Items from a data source

■ ■ ■

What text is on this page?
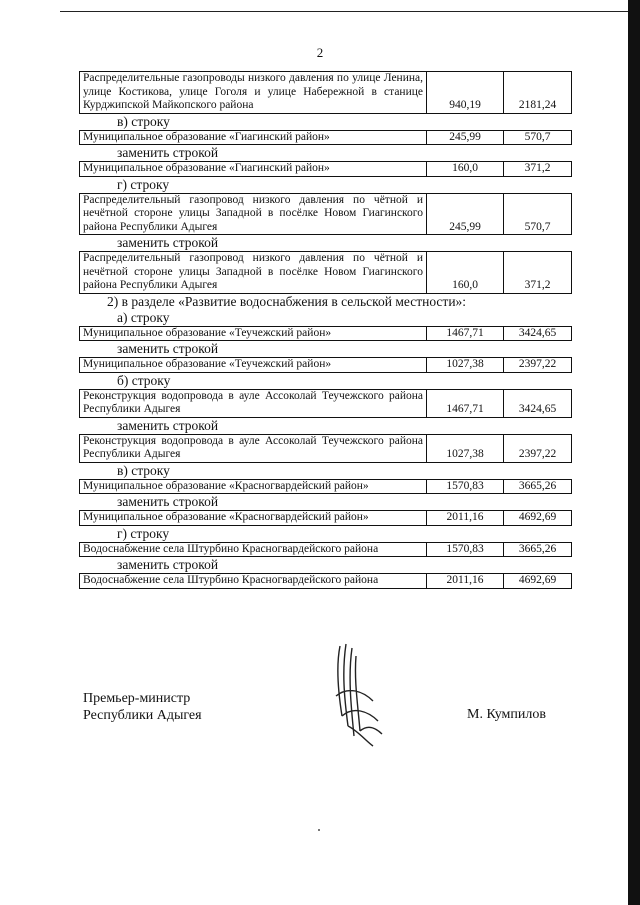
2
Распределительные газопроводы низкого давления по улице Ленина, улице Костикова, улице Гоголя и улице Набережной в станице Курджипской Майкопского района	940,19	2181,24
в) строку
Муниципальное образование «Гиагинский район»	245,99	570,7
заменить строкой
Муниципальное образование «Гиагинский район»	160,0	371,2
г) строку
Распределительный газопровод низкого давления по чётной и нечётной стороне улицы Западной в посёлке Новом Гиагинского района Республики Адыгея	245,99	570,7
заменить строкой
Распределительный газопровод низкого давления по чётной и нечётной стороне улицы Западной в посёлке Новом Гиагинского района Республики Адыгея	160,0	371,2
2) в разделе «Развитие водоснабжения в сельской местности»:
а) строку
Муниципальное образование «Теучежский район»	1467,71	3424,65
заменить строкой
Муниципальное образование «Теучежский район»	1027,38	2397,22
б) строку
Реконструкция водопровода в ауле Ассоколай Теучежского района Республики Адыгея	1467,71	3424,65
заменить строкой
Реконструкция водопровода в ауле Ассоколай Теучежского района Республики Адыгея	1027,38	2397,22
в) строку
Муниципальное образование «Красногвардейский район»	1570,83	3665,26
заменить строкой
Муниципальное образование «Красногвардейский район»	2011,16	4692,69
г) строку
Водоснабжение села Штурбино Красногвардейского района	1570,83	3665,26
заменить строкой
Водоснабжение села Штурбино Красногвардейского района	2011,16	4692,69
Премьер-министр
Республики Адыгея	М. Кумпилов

■ ■ ■

## Your goal
From the data above, copy each line that has the string "Муниципальное".

## Answer to this task
Муниципальное образование «Гиагинский район»	245,99	570,7
Муниципальное образование «Гиагинский район»	160,0	371,2
Муниципальное образование «Теучежский район»	1467,71	3424,65
Муниципальное образование «Теучежский район»	1027,38	2397,22
Муниципальное образование «Красногвардейский район»	1570,83	3665,26
Муниципальное образование «Красногвардейский район»	2011,16	4692,69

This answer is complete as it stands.